(Saved entries)
====

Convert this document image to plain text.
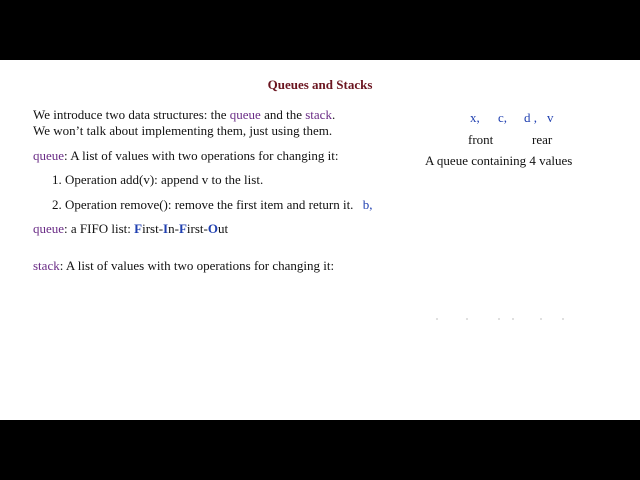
Queues and Stacks
We introduce two data structures: the queue and the stack.
We won’t talk about implementing them, just using them.
queue: A list of values with two operations for changing it:
1. Operation add(v): append v to the list.
2. Operation remove(): remove the first item and return it. b,
queue: a FIFO list: First-In-First-Out
stack: A list of values with two operations for changing it:
x, c, d , v
front	rear
A queue containing 4 values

====

-- Aim --
Quote the records above exactly, leaving out any pictures.

-- Solution below --
Convert this document image to plain text.
Queues and Stacks
We introduce two data structures: the queue and the stack.
We won’t talk about implementing them, just using them.
queue: A list of values with two operations for changing it:
1. Operation add(v): append v to the list.
2. Operation remove(): remove the first item and return it. b,
queue: a FIFO list: First-In-First-Out
stack: A list of values with two operations for changing it:
x, c, d , v
front	rear
A queue containing 4 values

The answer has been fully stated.